Tasks and exercises:
1 > Decide whether each statement below agrees with the text on Romans and Americans. Answer yes or no for each, and quote the exact words of the text that decide it.
(a) Rome was in mortal peril from internal disorder at the time she had become supreme throughout the Mediterranean world.
(b) The quoted contemporary describes Rome as troubled by war at home.
(c) The contemporary writer quoted on Rome's miserable condition is Cicero.
2 > Echo a passage from the text on Romans and Americans word for word, beginning at the words "has the condition" and stopping after the words "country . . .".
3 > Answer these questions from the text on Romans and Americans.
(a) Which ancestral virtues are named in Latin?
(b) Who is credited with calling the Romans of Caesar's age "people like ourselves"?
(c) In the passage attributed to Sallust, how far does Rome's conquest of the world extend?
BEGIN Text provided
Another common characteristic of Romans and Americans, it is said, is a nostalgic yearning in times of affluence for the lost virtues of their ancestors, pietas, probitas, gravitas, frugalitas, and so on, or in a word “the puritan ethic.” In the history of both peoples we find the mood of steadfastness and resolution in times of weakness and danger contrasted with the mood of hesitation and insecurity in times of great prosperity and power. As Mr. Robert Strausz-Hupé has put it, the Romans of the age of Caesar, Cato, Cicero, and Catiline were “people like ourselves, mighty and unsure, possessed of great riches and discontented, engrossed in the rhetoric of the people’s tribunes and deaf to the tread of the Praetorians.” It was precisely when Rome had become supreme and unassailable throughout the Mediterranean world that she was in mortal peril from internal disorder and anarchy. Nor did this go entirely unnoticed by contemporaries. Never, wrote Sallust,

has the condition of Rome been more miserable. The whole world, from the rising to the setting of the sun, had been subdued by her arms and now rendered obedience to her; at home there was peace and abundant wealth, which men deem the greatest of blessings. Yet there were citizens who from sheer perversity were bent on their own ruin and the ruin of their country . . .
END Text provided
BEGIN Data records
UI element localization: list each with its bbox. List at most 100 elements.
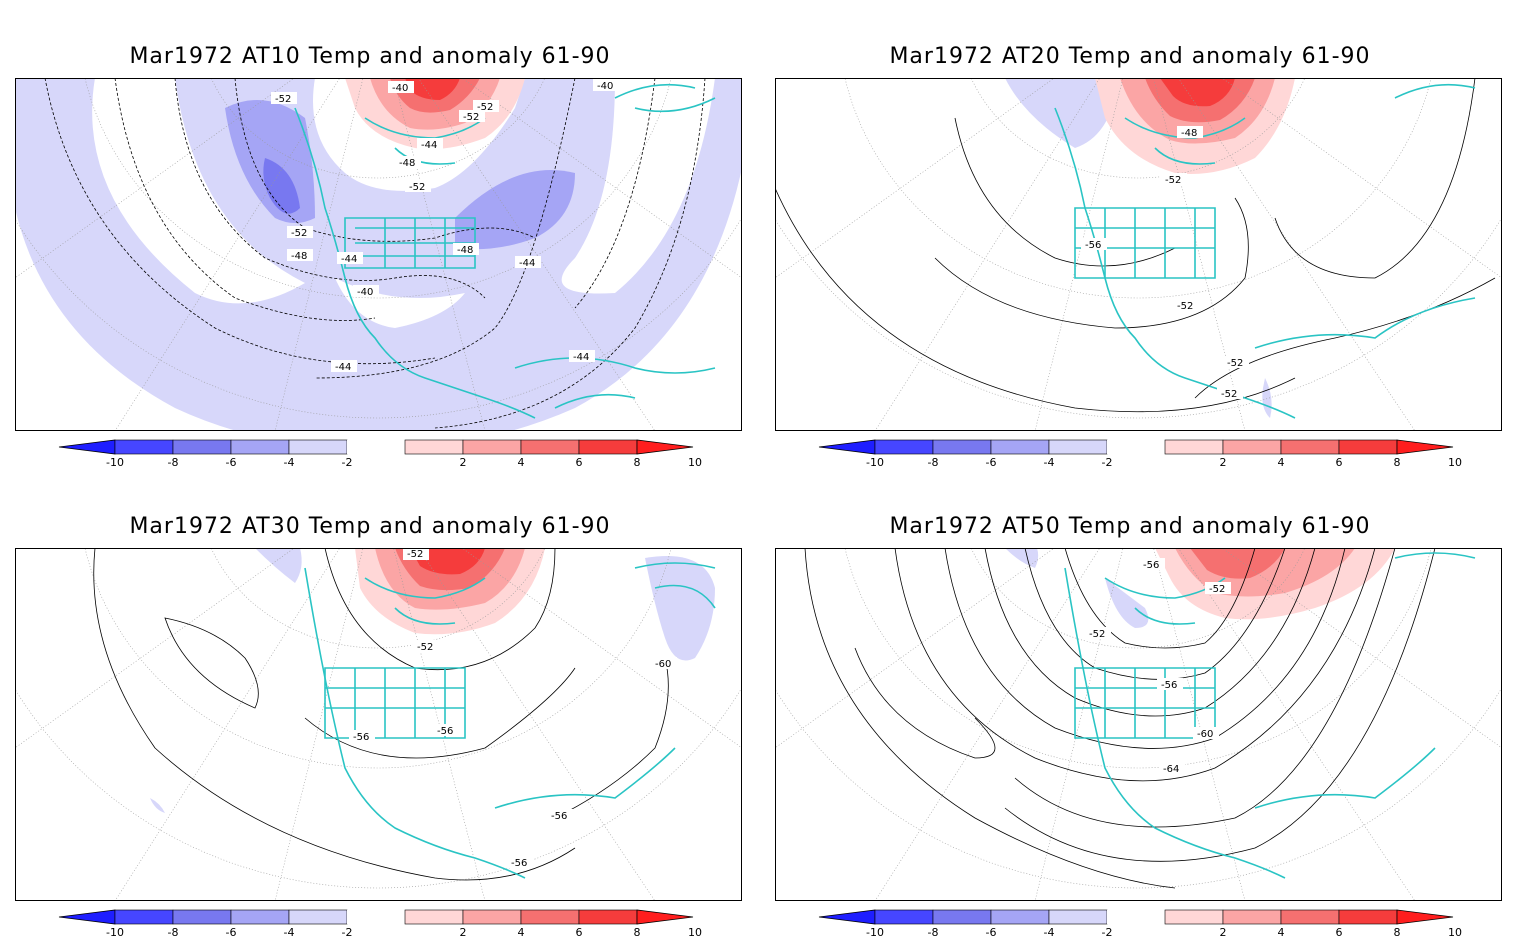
END Data records
BEGIN Data records
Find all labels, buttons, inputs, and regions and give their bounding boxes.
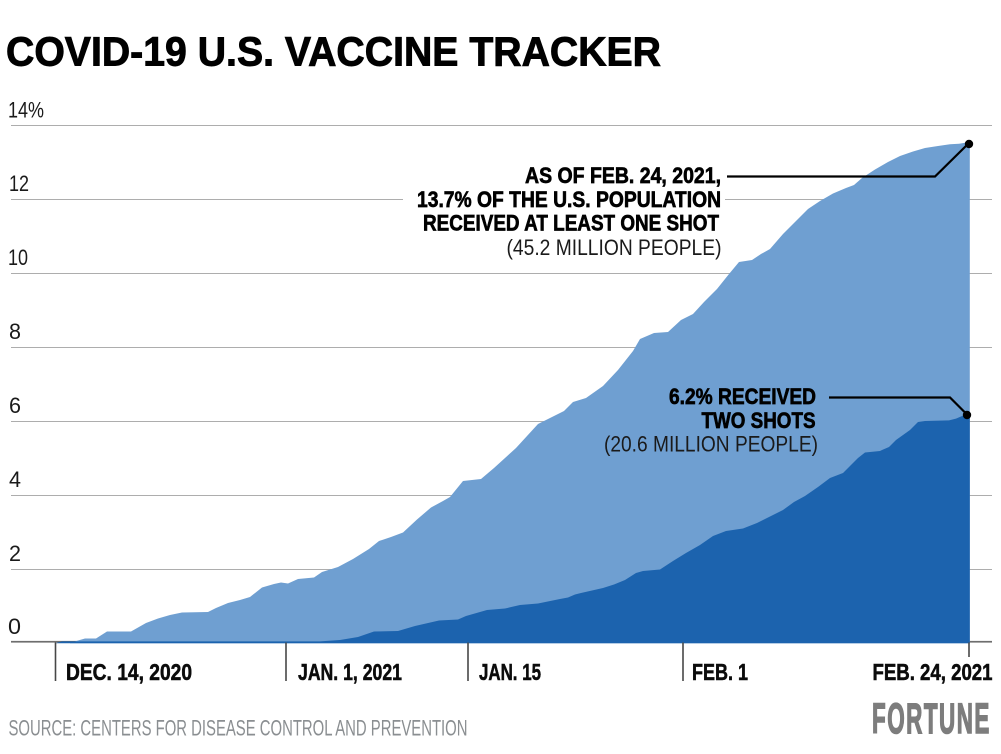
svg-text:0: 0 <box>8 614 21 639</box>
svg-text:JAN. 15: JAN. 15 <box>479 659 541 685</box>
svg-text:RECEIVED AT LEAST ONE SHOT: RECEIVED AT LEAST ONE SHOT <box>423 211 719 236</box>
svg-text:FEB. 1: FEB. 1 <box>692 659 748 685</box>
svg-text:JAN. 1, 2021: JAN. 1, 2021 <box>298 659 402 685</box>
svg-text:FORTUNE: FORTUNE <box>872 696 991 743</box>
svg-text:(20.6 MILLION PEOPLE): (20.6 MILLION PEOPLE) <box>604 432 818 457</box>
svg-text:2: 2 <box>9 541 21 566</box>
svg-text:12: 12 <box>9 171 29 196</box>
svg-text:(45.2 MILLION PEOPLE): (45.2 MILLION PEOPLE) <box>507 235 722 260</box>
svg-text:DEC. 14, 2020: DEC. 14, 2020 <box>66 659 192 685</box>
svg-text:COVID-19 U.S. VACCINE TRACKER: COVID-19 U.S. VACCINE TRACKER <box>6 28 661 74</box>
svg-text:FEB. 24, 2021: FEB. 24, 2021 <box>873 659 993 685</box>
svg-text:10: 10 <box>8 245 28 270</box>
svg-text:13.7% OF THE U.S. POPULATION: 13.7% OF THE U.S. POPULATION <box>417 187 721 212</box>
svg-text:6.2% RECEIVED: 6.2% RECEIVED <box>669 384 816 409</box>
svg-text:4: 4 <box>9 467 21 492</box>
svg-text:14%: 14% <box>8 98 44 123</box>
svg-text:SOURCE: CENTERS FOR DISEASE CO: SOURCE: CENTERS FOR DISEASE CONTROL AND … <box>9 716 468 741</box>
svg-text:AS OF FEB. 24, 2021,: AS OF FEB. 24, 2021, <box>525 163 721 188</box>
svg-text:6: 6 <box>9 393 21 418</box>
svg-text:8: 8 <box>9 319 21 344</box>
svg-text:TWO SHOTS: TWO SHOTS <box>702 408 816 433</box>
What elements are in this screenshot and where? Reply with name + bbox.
END Data records
BEGIN Data records
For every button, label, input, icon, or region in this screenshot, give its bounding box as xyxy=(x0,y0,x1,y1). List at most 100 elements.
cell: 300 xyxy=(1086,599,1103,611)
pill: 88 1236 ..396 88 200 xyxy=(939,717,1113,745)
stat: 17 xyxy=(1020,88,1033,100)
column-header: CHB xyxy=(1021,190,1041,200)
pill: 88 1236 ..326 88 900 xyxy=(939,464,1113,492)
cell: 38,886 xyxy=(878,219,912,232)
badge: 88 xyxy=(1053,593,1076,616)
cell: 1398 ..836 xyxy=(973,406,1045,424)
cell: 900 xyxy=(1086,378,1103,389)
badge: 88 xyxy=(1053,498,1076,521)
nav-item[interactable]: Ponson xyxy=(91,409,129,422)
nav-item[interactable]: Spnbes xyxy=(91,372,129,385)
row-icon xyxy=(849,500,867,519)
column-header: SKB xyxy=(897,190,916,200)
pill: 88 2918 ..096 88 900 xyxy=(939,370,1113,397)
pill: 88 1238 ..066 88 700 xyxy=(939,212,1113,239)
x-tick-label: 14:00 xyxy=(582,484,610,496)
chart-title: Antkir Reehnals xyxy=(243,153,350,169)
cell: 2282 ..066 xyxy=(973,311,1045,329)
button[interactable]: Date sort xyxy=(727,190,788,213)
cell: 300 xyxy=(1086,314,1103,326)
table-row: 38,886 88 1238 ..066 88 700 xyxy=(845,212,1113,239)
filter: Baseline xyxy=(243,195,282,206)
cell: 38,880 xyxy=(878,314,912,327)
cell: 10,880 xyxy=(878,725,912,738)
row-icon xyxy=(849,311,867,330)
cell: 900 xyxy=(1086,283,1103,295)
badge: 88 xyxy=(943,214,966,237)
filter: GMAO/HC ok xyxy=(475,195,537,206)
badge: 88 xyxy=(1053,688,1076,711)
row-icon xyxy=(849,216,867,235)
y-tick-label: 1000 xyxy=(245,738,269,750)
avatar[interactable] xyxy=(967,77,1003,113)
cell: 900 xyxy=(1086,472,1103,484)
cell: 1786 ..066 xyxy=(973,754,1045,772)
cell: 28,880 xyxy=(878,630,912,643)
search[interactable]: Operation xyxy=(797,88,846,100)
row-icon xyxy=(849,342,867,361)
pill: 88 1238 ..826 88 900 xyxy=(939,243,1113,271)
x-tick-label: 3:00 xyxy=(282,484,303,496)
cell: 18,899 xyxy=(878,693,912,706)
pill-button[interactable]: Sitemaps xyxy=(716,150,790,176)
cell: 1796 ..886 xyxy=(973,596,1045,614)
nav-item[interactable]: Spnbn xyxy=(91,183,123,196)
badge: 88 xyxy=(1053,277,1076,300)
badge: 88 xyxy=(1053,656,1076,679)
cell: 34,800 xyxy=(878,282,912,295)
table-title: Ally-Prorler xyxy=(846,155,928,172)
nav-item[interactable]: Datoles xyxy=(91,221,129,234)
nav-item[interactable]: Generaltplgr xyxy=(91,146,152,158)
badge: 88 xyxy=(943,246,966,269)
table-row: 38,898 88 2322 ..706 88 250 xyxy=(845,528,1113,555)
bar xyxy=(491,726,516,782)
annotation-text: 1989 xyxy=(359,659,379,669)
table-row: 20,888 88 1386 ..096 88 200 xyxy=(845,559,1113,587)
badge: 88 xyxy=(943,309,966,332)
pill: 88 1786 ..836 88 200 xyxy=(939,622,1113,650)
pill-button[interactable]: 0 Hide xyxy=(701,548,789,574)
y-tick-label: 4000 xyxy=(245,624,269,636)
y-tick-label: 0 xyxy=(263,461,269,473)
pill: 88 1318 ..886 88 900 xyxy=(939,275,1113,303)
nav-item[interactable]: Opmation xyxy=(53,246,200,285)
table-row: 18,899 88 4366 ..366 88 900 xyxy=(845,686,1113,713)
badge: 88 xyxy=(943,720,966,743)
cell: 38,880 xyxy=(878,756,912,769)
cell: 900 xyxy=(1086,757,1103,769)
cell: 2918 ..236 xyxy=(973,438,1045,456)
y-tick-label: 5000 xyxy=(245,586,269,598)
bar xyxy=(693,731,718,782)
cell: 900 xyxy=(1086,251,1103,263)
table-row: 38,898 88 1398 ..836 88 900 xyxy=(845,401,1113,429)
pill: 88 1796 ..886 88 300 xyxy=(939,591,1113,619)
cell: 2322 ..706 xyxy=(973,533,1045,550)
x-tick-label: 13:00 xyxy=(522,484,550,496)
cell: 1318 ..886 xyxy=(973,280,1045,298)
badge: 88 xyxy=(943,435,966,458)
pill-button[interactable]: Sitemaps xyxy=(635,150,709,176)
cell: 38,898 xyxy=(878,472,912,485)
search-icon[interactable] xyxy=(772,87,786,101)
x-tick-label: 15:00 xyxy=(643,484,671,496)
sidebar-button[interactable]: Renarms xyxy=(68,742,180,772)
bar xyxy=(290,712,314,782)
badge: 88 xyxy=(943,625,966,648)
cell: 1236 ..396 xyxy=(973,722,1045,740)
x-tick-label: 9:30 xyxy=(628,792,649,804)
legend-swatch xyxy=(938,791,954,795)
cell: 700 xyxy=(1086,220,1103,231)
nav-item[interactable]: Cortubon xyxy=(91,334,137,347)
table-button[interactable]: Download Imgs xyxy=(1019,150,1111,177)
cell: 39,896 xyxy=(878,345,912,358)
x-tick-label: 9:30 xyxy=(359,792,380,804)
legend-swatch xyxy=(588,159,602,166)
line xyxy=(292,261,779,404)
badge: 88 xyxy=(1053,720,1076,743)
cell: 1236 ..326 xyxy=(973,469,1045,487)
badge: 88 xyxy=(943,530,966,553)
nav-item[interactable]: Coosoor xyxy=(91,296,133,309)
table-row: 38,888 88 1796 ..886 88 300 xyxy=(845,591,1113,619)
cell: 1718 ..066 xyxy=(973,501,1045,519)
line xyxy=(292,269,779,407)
END Data records
Set of answers:
1 >
(a) Yes: "It was precisely when Rome had become supreme and unassailable throughout the Mediterranean world that she was in mortal peril from internal disorder and anarchy."
(b) No: "at home there was peace and abundant wealth"
(c) No: "Never, wrote Sallust,"

2 >
has the condition of Rome been more miserable. The whole world, from the rising to the setting of the sun, had been subdued by her arms and now rendered obedience to her; at home there was peace and abundant wealth, which men deem the greatest of blessings. Yet there were citizens who from sheer perversity were bent on their own ruin and the ruin of their country . . .

3 >
(a) Pietas, probitas, gravitas and frugalitas.
(b) Mr. Robert Strausz-Hupé.
(c) From the rising to the setting of the sun.